§ **Set problem**
Print all records exactly, leaving nothing out.

Figure content listings:
-------------------------

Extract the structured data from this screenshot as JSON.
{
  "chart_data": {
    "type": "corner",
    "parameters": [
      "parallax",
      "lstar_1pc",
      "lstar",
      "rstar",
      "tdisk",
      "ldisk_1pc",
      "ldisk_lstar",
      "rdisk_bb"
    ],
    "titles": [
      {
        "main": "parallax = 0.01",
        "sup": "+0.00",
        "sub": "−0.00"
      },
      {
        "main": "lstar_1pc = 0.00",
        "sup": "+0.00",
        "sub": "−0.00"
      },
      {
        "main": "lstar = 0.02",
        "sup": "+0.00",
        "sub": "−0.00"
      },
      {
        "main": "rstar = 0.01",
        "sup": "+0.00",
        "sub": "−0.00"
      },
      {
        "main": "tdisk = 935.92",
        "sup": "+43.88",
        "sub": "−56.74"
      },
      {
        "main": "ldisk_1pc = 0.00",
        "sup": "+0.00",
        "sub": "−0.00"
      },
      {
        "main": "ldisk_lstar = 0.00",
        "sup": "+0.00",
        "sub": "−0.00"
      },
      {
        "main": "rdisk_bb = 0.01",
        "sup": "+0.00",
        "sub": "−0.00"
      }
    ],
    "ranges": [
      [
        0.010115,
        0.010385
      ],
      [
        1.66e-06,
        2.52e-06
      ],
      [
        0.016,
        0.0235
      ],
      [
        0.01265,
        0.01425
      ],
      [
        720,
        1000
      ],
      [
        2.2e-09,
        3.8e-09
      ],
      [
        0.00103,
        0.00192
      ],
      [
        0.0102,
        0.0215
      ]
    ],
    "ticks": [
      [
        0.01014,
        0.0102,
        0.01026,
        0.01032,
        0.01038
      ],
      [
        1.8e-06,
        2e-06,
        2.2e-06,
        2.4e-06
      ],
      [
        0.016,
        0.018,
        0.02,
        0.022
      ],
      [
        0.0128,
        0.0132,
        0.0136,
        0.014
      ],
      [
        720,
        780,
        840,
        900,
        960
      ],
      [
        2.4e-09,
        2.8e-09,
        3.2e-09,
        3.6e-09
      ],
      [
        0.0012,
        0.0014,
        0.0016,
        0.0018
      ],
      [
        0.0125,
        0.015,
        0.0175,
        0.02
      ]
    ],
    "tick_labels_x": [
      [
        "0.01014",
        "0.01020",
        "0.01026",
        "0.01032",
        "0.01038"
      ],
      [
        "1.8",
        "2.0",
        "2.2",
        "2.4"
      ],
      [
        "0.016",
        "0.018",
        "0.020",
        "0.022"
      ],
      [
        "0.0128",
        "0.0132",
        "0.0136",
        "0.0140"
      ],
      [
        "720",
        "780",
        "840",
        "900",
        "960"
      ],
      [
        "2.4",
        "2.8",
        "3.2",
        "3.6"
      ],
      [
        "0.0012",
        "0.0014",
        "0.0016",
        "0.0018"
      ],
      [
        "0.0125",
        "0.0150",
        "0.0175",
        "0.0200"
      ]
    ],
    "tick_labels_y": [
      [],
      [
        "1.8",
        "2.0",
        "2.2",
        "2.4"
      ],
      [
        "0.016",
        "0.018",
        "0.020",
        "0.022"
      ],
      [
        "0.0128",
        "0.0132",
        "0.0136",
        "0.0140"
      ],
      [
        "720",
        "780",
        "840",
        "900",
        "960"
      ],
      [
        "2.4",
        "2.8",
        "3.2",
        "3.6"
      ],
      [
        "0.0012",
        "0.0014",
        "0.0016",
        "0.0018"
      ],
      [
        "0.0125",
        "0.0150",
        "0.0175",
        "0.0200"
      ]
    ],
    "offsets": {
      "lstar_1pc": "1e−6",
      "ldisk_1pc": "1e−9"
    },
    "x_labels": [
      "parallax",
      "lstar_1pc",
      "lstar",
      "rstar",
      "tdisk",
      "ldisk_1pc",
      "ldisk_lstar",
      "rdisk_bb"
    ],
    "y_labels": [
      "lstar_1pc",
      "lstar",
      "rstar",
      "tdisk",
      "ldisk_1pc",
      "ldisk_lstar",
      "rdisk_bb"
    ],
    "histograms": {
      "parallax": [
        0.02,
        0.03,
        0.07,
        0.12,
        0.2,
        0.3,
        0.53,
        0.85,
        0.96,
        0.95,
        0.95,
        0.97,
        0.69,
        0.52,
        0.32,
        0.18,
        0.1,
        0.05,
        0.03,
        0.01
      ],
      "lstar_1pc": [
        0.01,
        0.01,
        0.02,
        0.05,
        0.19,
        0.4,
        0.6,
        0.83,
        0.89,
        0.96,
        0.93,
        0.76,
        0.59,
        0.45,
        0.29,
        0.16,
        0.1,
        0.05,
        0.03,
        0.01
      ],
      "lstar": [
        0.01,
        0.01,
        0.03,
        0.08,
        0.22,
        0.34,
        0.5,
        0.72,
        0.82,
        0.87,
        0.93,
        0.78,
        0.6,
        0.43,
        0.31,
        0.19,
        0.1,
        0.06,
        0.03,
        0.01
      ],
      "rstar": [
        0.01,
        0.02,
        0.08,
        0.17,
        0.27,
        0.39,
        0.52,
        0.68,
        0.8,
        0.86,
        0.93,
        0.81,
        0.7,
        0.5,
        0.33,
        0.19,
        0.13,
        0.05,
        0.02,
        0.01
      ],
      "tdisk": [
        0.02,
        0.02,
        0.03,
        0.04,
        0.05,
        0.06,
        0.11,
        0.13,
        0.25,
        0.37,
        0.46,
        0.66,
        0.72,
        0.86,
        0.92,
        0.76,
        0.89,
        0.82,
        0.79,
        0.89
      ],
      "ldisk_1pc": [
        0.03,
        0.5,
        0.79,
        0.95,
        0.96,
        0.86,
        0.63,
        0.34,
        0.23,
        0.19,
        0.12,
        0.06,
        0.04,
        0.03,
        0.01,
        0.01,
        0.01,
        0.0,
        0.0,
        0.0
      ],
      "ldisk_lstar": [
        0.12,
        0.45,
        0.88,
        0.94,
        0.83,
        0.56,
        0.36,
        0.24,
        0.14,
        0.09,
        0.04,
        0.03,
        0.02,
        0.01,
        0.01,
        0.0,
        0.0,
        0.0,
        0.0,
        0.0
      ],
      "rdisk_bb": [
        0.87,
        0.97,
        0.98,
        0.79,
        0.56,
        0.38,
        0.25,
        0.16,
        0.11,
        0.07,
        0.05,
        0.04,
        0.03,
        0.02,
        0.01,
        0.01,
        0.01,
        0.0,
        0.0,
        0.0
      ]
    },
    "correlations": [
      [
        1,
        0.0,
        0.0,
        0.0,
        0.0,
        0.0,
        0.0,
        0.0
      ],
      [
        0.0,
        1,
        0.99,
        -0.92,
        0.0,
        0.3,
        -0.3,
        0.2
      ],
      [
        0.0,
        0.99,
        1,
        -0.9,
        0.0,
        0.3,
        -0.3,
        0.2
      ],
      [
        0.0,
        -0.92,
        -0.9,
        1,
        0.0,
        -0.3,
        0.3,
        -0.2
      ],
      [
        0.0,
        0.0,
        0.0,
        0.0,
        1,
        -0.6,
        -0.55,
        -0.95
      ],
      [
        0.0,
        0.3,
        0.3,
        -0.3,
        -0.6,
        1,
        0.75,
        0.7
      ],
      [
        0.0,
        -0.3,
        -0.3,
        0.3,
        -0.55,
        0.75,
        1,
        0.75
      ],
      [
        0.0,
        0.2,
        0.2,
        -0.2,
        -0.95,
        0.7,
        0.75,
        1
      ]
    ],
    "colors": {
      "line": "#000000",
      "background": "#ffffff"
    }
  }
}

-------------------------

§ **Answer to this exercise**
Extract the structured data from this screenshot as JSON.
{
  "chart_data": {
    "type": "corner",
    "parameters": [
      "parallax",
      "lstar_1pc",
      "lstar",
      "rstar",
      "tdisk",
      "ldisk_1pc",
      "ldisk_lstar",
      "rdisk_bb"
    ],
    "titles": [
      {
        "main": "parallax = 0.01",
        "sup": "+0.00",
        "sub": "−0.00"
      },
      {
        "main": "lstar_1pc = 0.00",
        "sup": "+0.00",
        "sub": "−0.00"
      },
      {
        "main": "lstar = 0.02",
        "sup": "+0.00",
        "sub": "−0.00"
      },
      {
        "main": "rstar = 0.01",
        "sup": "+0.00",
        "sub": "−0.00"
      },
      {
        "main": "tdisk = 935.92",
        "sup": "+43.88",
        "sub": "−56.74"
      },
      {
        "main": "ldisk_1pc = 0.00",
        "sup": "+0.00",
        "sub": "−0.00"
      },
      {
        "main": "ldisk_lstar = 0.00",
        "sup": "+0.00",
        "sub": "−0.00"
      },
      {
        "main": "rdisk_bb = 0.01",
        "sup": "+0.00",
        "sub": "−0.00"
      }
    ],
    "ranges": [
      [
        0.010115,
        0.010385
      ],
      [
        1.66e-06,
        2.52e-06
      ],
      [
        0.016,
        0.0235
      ],
      [
        0.01265,
        0.01425
      ],
      [
        720,
        1000
      ],
      [
        2.2e-09,
        3.8e-09
      ],
      [
        0.00103,
        0.00192
      ],
      [
        0.0102,
        0.0215
      ]
    ],
    "ticks": [
      [
        0.01014,
        0.0102,
        0.01026,
        0.01032,
        0.01038
      ],
      [
        1.8e-06,
        2e-06,
        2.2e-06,
        2.4e-06
      ],
      [
        0.016,
        0.018,
        0.02,
        0.022
      ],
      [
        0.0128,
        0.0132,
        0.0136,
        0.014
      ],
      [
        720,
        780,
        840,
        900,
        960
      ],
      [
        2.4e-09,
        2.8e-09,
        3.2e-09,
        3.6e-09
      ],
      [
        0.0012,
        0.0014,
        0.0016,
        0.0018
      ],
      [
        0.0125,
        0.015,
        0.0175,
        0.02
      ]
    ],
    "tick_labels_x": [
      [
        "0.01014",
        "0.01020",
        "0.01026",
        "0.01032",
        "0.01038"
      ],
      [
        "1.8",
        "2.0",
        "2.2",
        "2.4"
      ],
      [
        "0.016",
        "0.018",
        "0.020",
        "0.022"
      ],
      [
        "0.0128",
        "0.0132",
        "0.0136",
        "0.0140"
      ],
      [
        "720",
        "780",
        "840",
        "900",
        "960"
      ],
      [
        "2.4",
        "2.8",
        "3.2",
        "3.6"
      ],
      [
        "0.0012",
        "0.0014",
        "0.0016",
        "0.0018"
      ],
      [
        "0.0125",
        "0.0150",
        "0.0175",
        "0.0200"
      ]
    ],
    "tick_labels_y": [
      [],
      [
        "1.8",
        "2.0",
        "2.2",
        "2.4"
      ],
      [
        "0.016",
        "0.018",
        "0.020",
        "0.022"
      ],
      [
        "0.0128",
        "0.0132",
        "0.0136",
        "0.0140"
      ],
      [
        "720",
        "780",
        "840",
        "900",
        "960"
      ],
      [
        "2.4",
        "2.8",
        "3.2",
        "3.6"
      ],
      [
        "0.0012",
        "0.0014",
        "0.0016",
        "0.0018"
      ],
      [
        "0.0125",
        "0.0150",
        "0.0175",
        "0.0200"
      ]
    ],
    "offsets": {
      "lstar_1pc": "1e−6",
      "ldisk_1pc": "1e−9"
    },
    "x_labels": [
      "parallax",
      "lstar_1pc",
      "lstar",
      "rstar",
      "tdisk",
      "ldisk_1pc",
      "ldisk_lstar",
      "rdisk_bb"
    ],
    "y_labels": [
      "lstar_1pc",
      "lstar",
      "rstar",
      "tdisk",
      "ldisk_1pc",
      "ldisk_lstar",
      "rdisk_bb"
    ],
    "histograms": {
      "parallax": [
        0.02,
        0.03,
        0.07,
        0.12,
        0.2,
        0.3,
        0.53,
        0.85,
        0.96,
        0.95,
        0.95,
        0.97,
        0.69,
        0.52,
        0.32,
        0.18,
        0.1,
        0.05,
        0.03,
        0.01
      ],
      "lstar_1pc": [
        0.01,
        0.01,
        0.02,
        0.05,
        0.19,
        0.4,
        0.6,
        0.83,
        0.89,
        0.96,
        0.93,
        0.76,
        0.59,
        0.45,
        0.29,
        0.16,
        0.1,
        0.05,
        0.03,
        0.01
      ],
      "lstar": [
        0.01,
        0.01,
        0.03,
        0.08,
        0.22,
        0.34,
        0.5,
        0.72,
        0.82,
        0.87,
        0.93,
        0.78,
        0.6,
        0.43,
        0.31,
        0.19,
        0.1,
        0.06,
        0.03,
        0.01
      ],
      "rstar": [
        0.01,
        0.02,
        0.08,
        0.17,
        0.27,
        0.39,
        0.52,
        0.68,
        0.8,
        0.86,
        0.93,
        0.81,
        0.7,
        0.5,
        0.33,
        0.19,
        0.13,
        0.05,
        0.02,
        0.01
      ],
      "tdisk": [
        0.02,
        0.02,
        0.03,
        0.04,
        0.05,
        0.06,
        0.11,
        0.13,
        0.25,
        0.37,
        0.46,
        0.66,
        0.72,
        0.86,
        0.92,
        0.76,
        0.89,
        0.82,
        0.79,
        0.89
      ],
      "ldisk_1pc": [
        0.03,
        0.5,
        0.79,
        0.95,
        0.96,
        0.86,
        0.63,
        0.34,
        0.23,
        0.19,
        0.12,
        0.06,
        0.04,
        0.03,
        0.01,
        0.01,
        0.01,
        0.0,
        0.0,
        0.0
      ],
      "ldisk_lstar": [
        0.12,
        0.45,
        0.88,
        0.94,
        0.83,
        0.56,
        0.36,
        0.24,
        0.14,
        0.09,
        0.04,
        0.03,
        0.02,
        0.01,
        0.01,
        0.0,
        0.0,
        0.0,
        0.0,
        0.0
      ],
      "rdisk_bb": [
        0.87,
        0.97,
        0.98,
        0.79,
        0.56,
        0.38,
        0.25,
        0.16,
        0.11,
        0.07,
        0.05,
        0.04,
        0.03,
        0.02,
        0.01,
        0.01,
        0.01,
        0.0,
        0.0,
        0.0
      ]
    },
    "correlations": [
      [
        1,
        0.0,
        0.0,
        0.0,
        0.0,
        0.0,
        0.0,
        0.0
      ],
      [
        0.0,
        1,
        0.99,
        -0.92,
        0.0,
        0.3,
        -0.3,
        0.2
      ],
      [
        0.0,
        0.99,
        1,
        -0.9,
        0.0,
        0.3,
        -0.3,
        0.2
      ],
      [
        0.0,
        -0.92,
        -0.9,
        1,
        0.0,
        -0.3,
        0.3,
        -0.2
      ],
      [
        0.0,
        0.0,
        0.0,
        0.0,
        1,
        -0.6,
        -0.55,
        -0.95
      ],
      [
        0.0,
        0.3,
        0.3,
        -0.3,
        -0.6,
        1,
        0.75,
        0.7
      ],
      [
        0.0,
        -0.3,
        -0.3,
        0.3,
        -0.55,
        0.75,
        1,
        0.75
      ],
      [
        0.0,
        0.2,
        0.2,
        -0.2,
        -0.95,
        0.7,
        0.75,
        1
      ]
    ],
    "colors": {
      "line": "#000000",
      "background": "#ffffff"
    }
  }
}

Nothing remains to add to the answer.